◆ **Your objective**
Answer these questions from the excerpt on the multinomial time series model, one line each:
(a) When a covariate has a negative coefficient $\gamma_{p}$, what are larger values of $X_{p,t}$ associated with?
(b) In the application to SBW outbreaks, what does the parameter $\gamma_{1}$ represent?
(c) Which model does the excerpt call beyond the scope of the work?
[Start of Document excerpt]
Moreover, for covariates having $\gamma_{p}<0$ , larger values of $X_{p,t}$ are associated with lower values of $Y_{t}$ , and, in contrast, if $\gamma_{p}>0$ , as $X_{p,t}$ increases $Y_{t}$ is more likely to fall into higher categories.

Furthermore, Model (2.1)-(2.2) is similar to the category baseline logistic model for nominal data because

\lambda_{j,t}:=\log\frac{\pi_{j,t}}{\pi_{0,t}}=\sum_{k=0}^{j-1}\log\frac{\pi_{k+1,t}}{\pi_{k,t}}=\sum_{k=0}^{j-1}\eta_{j+1}.

(2.3)

For $k=1,\ldots,K$ ,

\pi_{k,t}=\frac{\mathrm{e}^{\sum_{j=1}^{k}\eta_{j,t}}}{1+\sum_{i=1}^{K}\mathrm{e}^{\sum_{j=1}^{i}\eta_{j,t}}},\quad\pi_{0,t}=1-\sum_{k=1}^{K}\pi_{k,t}.

(2.4)

Equal slopes model

Equations (2.1)-(2.2) coincide with the equal slopes model in multinomial regression because the parameters $\alpha$ and $\gamma$ in Equation (2.2) do not depend on $j.$ However, one can note that the coefficients of latent processes are indexed with the categories. Nonetheless, it is possible to build a full equal slopes model by replacing $\beta_{j}\eta_{j}$ in Equation (2.2) with $\sum_{k=1}^{K}\beta_{k}\eta_{k}.$ The latter model is not a nested model of the considered model and therefore cannot be compared with this model using nullity coefficients tests (see, for example, Chap. 9 in Heyde, (2013)). Some arguments can be made in favor of models having specific effects, i.e.,

\displaystyle\log\frac{\pi_{j,t}}{\pi_{j-1,t}}=:\eta_{j,t}=\omega_{j}+\gamma_{j}^{\top}X_{t-1}+\alpha_{j}^{\top}\overline{Y}_{t-1}+\beta_{j}\eta_{j,t-1},

\displaystyle\quad 1\leq j\leq K,t\in\mathbb{Z}.

(2.5)

For the application under consideration here, our model allows us to disentangle the effect of climate on different phases of SBW outbreaks. Here, the parameter $\gamma_{1}$ represents the effect of covariates on the initial outbreak phase, and $\gamma_{j},j>1$ represents its outbreak development. Such an approach appears in Bouchard et al., (2006) in which the authors apply Bayesian model averaging (Anderson and Burnham,, 2004; Soti et al.,, 2019).

Model for more lags

For a more general model, Equation (2.2) can be replaced by

\log\frac{\pi_{j,t}}{\pi_{j-1,t}}=:\eta_{j,t}=\omega_{j}+\gamma^{\top}X_{t-1}+\sum_{i=1}^{r}\alpha_{i}^{\top}\overline{Y}_{t-i}+\sum_{i=1}^{r}\beta_{j,i}\eta_{j,t-i},\quad 1\leq j\leq K,t\in\mathbb{Z}

for a fixed $r.$ Nonetheless, a model having one lag is often sufficient to capture the properties of a series. However, it is also possible to consider a long-memory model (Doukhan et al.,, 2016),

\log\frac{\pi_{j,t}}{\pi_{j-1,t}}=:\eta_{j,t}=\omega_{j}+\gamma^{\top}X_{t-1}+\sum_{i=1}^{\infty}\alpha_{i}^{\top}\overline{Y}_{t-i}\quad 1\leq j\leq K,t\in\mathbb{Z},

although this lies beyond the scope of our work.
[End of Document excerpt]
[Start of Material provided]
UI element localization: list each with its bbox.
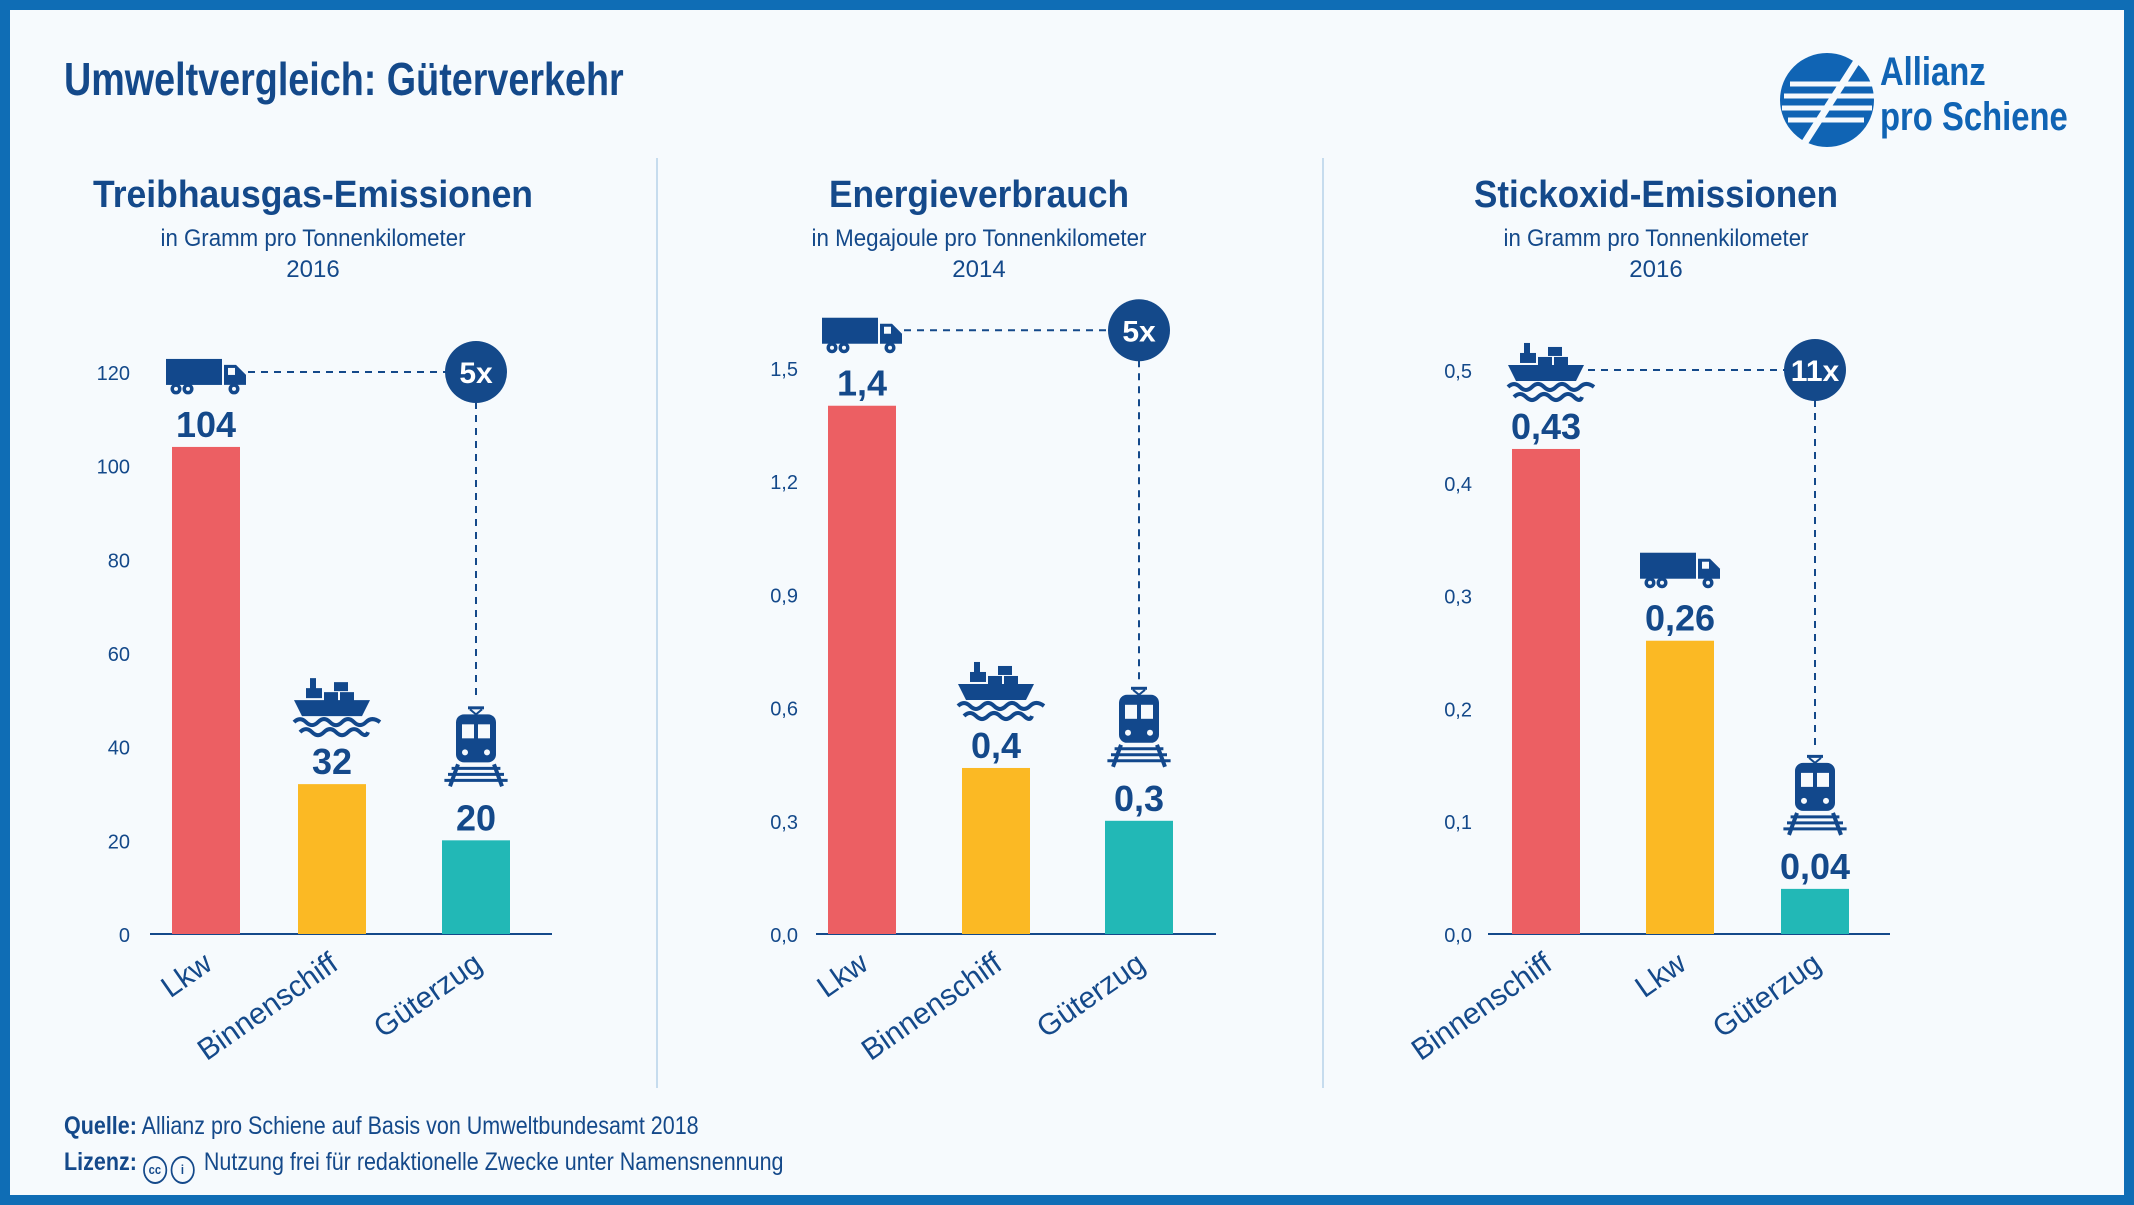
[End of Material provided]
◆ **Full response**
(a) Lower values of $Y_{t}$.
(b) The effect of covariates on the initial outbreak phase.
(c) A long-memory model (Doukhan et al., 2016).